__Records to process__.
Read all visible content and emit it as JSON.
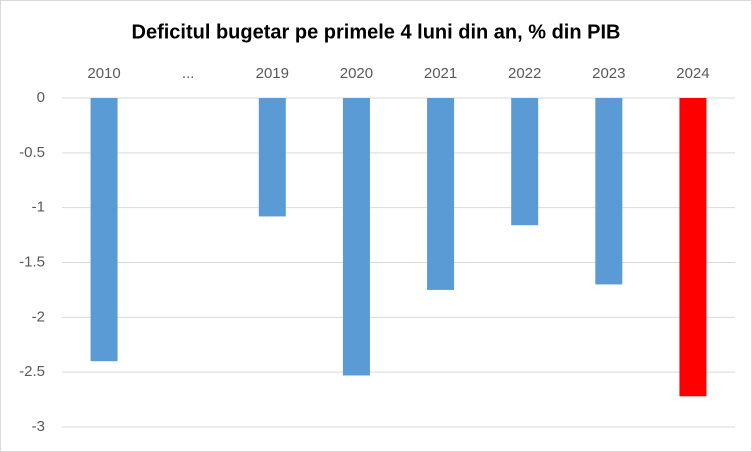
{
  "chart_data": {
    "type": "bar",
    "title": "Deficitul bugetar pe primele 4 luni din an, % din PIB",
    "categories": [
      "2010",
      "...",
      "2019",
      "2020",
      "2021",
      "2022",
      "2023",
      "2024"
    ],
    "values": [
      -2.4,
      null,
      -1.08,
      -2.53,
      -1.75,
      -1.16,
      -1.7,
      -2.72
    ],
    "colors": [
      "#5b9bd5",
      "#5b9bd5",
      "#5b9bd5",
      "#5b9bd5",
      "#5b9bd5",
      "#5b9bd5",
      "#5b9bd5",
      "#ff0000"
    ],
    "ylim": [
      -3,
      0
    ],
    "yticks": [
      0,
      -0.5,
      -1,
      -1.5,
      -2,
      -2.5,
      -3
    ],
    "grid": true
  }
}
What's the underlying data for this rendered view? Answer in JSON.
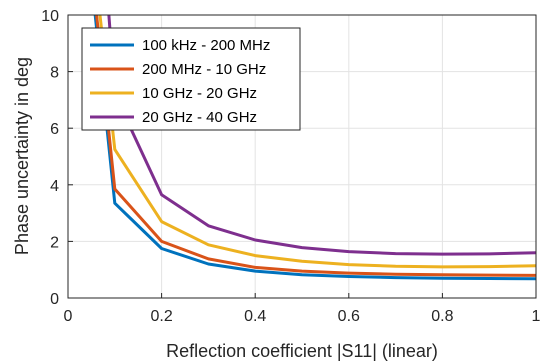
{
  "chart_data": {
    "type": "line",
    "xlabel": "Reflection coefficient |S11| (linear)",
    "ylabel": "Phase uncertainty in deg",
    "xlim": [
      0,
      1
    ],
    "ylim": [
      0,
      10
    ],
    "x_ticks": [
      "0",
      "0.2",
      "0.4",
      "0.6",
      "0.8",
      "1"
    ],
    "y_ticks": [
      "0",
      "2",
      "4",
      "6",
      "8",
      "10"
    ],
    "grid": true,
    "legend_position": "top-left",
    "series": [
      {
        "name": "100 kHz - 200 MHz",
        "color": "#0072BD",
        "points": [
          [
            0.055,
            10.5
          ],
          [
            0.1,
            3.35
          ],
          [
            0.2,
            1.75
          ],
          [
            0.3,
            1.2
          ],
          [
            0.4,
            0.95
          ],
          [
            0.5,
            0.82
          ],
          [
            0.6,
            0.76
          ],
          [
            0.7,
            0.72
          ],
          [
            0.8,
            0.7
          ],
          [
            0.9,
            0.69
          ],
          [
            1.0,
            0.68
          ]
        ]
      },
      {
        "name": "200 MHz - 10 GHz",
        "color": "#D95319",
        "points": [
          [
            0.058,
            10.5
          ],
          [
            0.1,
            3.85
          ],
          [
            0.2,
            2.0
          ],
          [
            0.3,
            1.38
          ],
          [
            0.4,
            1.08
          ],
          [
            0.5,
            0.95
          ],
          [
            0.6,
            0.88
          ],
          [
            0.7,
            0.84
          ],
          [
            0.8,
            0.82
          ],
          [
            0.9,
            0.81
          ],
          [
            1.0,
            0.8
          ]
        ]
      },
      {
        "name": "10 GHz - 20 GHz",
        "color": "#EDB120",
        "points": [
          [
            0.065,
            10.5
          ],
          [
            0.1,
            5.25
          ],
          [
            0.2,
            2.7
          ],
          [
            0.3,
            1.88
          ],
          [
            0.4,
            1.5
          ],
          [
            0.5,
            1.3
          ],
          [
            0.6,
            1.18
          ],
          [
            0.7,
            1.12
          ],
          [
            0.8,
            1.1
          ],
          [
            0.9,
            1.11
          ],
          [
            1.0,
            1.14
          ]
        ]
      },
      {
        "name": "20 GHz - 40 GHz",
        "color": "#7E2F8E",
        "points": [
          [
            0.085,
            10.5
          ],
          [
            0.1,
            7.2
          ],
          [
            0.2,
            3.65
          ],
          [
            0.3,
            2.55
          ],
          [
            0.4,
            2.05
          ],
          [
            0.5,
            1.78
          ],
          [
            0.6,
            1.64
          ],
          [
            0.7,
            1.57
          ],
          [
            0.8,
            1.55
          ],
          [
            0.9,
            1.56
          ],
          [
            1.0,
            1.6
          ]
        ]
      }
    ]
  }
}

__Exercise prompt__. All the lines above are to be reproduced exactly, except the pictures.

__Result of this exercise__.
Read all visible content and emit it as JSON.
{
  "chart_data": {
    "type": "bar",
    "title": "Deficitul bugetar pe primele 4 luni din an, % din PIB",
    "categories": [
      "2010",
      "...",
      "2019",
      "2020",
      "2021",
      "2022",
      "2023",
      "2024"
    ],
    "values": [
      -2.4,
      null,
      -1.08,
      -2.53,
      -1.75,
      -1.16,
      -1.7,
      -2.72
    ],
    "colors": [
      "#5b9bd5",
      "#5b9bd5",
      "#5b9bd5",
      "#5b9bd5",
      "#5b9bd5",
      "#5b9bd5",
      "#5b9bd5",
      "#ff0000"
    ],
    "ylim": [
      -3,
      0
    ],
    "yticks": [
      0,
      -0.5,
      -1,
      -1.5,
      -2,
      -2.5,
      -3
    ],
    "grid": true
  }
}
What's the underlying data for this rendered view? Answer in JSON.
{
  "chart_data": {
    "type": "line",
    "xlabel": "Reflection coefficient |S11| (linear)",
    "ylabel": "Phase uncertainty in deg",
    "xlim": [
      0,
      1
    ],
    "ylim": [
      0,
      10
    ],
    "x_ticks": [
      "0",
      "0.2",
      "0.4",
      "0.6",
      "0.8",
      "1"
    ],
    "y_ticks": [
      "0",
      "2",
      "4",
      "6",
      "8",
      "10"
    ],
    "grid": true,
    "legend_position": "top-left",
    "series": [
      {
        "name": "100 kHz - 200 MHz",
        "color": "#0072BD",
        "points": [
          [
            0.055,
            10.5
          ],
          [
            0.1,
            3.35
          ],
          [
            0.2,
            1.75
          ],
          [
            0.3,
            1.2
          ],
          [
            0.4,
            0.95
          ],
          [
            0.5,
            0.82
          ],
          [
            0.6,
            0.76
          ],
          [
            0.7,
            0.72
          ],
          [
            0.8,
            0.7
          ],
          [
            0.9,
            0.69
          ],
          [
            1.0,
            0.68
          ]
        ]
      },
      {
        "name": "200 MHz - 10 GHz",
        "color": "#D95319",
        "points": [
          [
            0.058,
            10.5
          ],
          [
            0.1,
            3.85
          ],
          [
            0.2,
            2.0
          ],
          [
            0.3,
            1.38
          ],
          [
            0.4,
            1.08
          ],
          [
            0.5,
            0.95
          ],
          [
            0.6,
            0.88
          ],
          [
            0.7,
            0.84
          ],
          [
            0.8,
            0.82
          ],
          [
            0.9,
            0.81
          ],
          [
            1.0,
            0.8
          ]
        ]
      },
      {
        "name": "10 GHz - 20 GHz",
        "color": "#EDB120",
        "points": [
          [
            0.065,
            10.5
          ],
          [
            0.1,
            5.25
          ],
          [
            0.2,
            2.7
          ],
          [
            0.3,
            1.88
          ],
          [
            0.4,
            1.5
          ],
          [
            0.5,
            1.3
          ],
          [
            0.6,
            1.18
          ],
          [
            0.7,
            1.12
          ],
          [
            0.8,
            1.1
          ],
          [
            0.9,
            1.11
          ],
          [
            1.0,
            1.14
          ]
        ]
      },
      {
        "name": "20 GHz - 40 GHz",
        "color": "#7E2F8E",
        "points": [
          [
            0.085,
            10.5
          ],
          [
            0.1,
            7.2
          ],
          [
            0.2,
            3.65
          ],
          [
            0.3,
            2.55
          ],
          [
            0.4,
            2.05
          ],
          [
            0.5,
            1.78
          ],
          [
            0.6,
            1.64
          ],
          [
            0.7,
            1.57
          ],
          [
            0.8,
            1.55
          ],
          [
            0.9,
            1.56
          ],
          [
            1.0,
            1.6
          ]
        ]
      }
    ]
  }
}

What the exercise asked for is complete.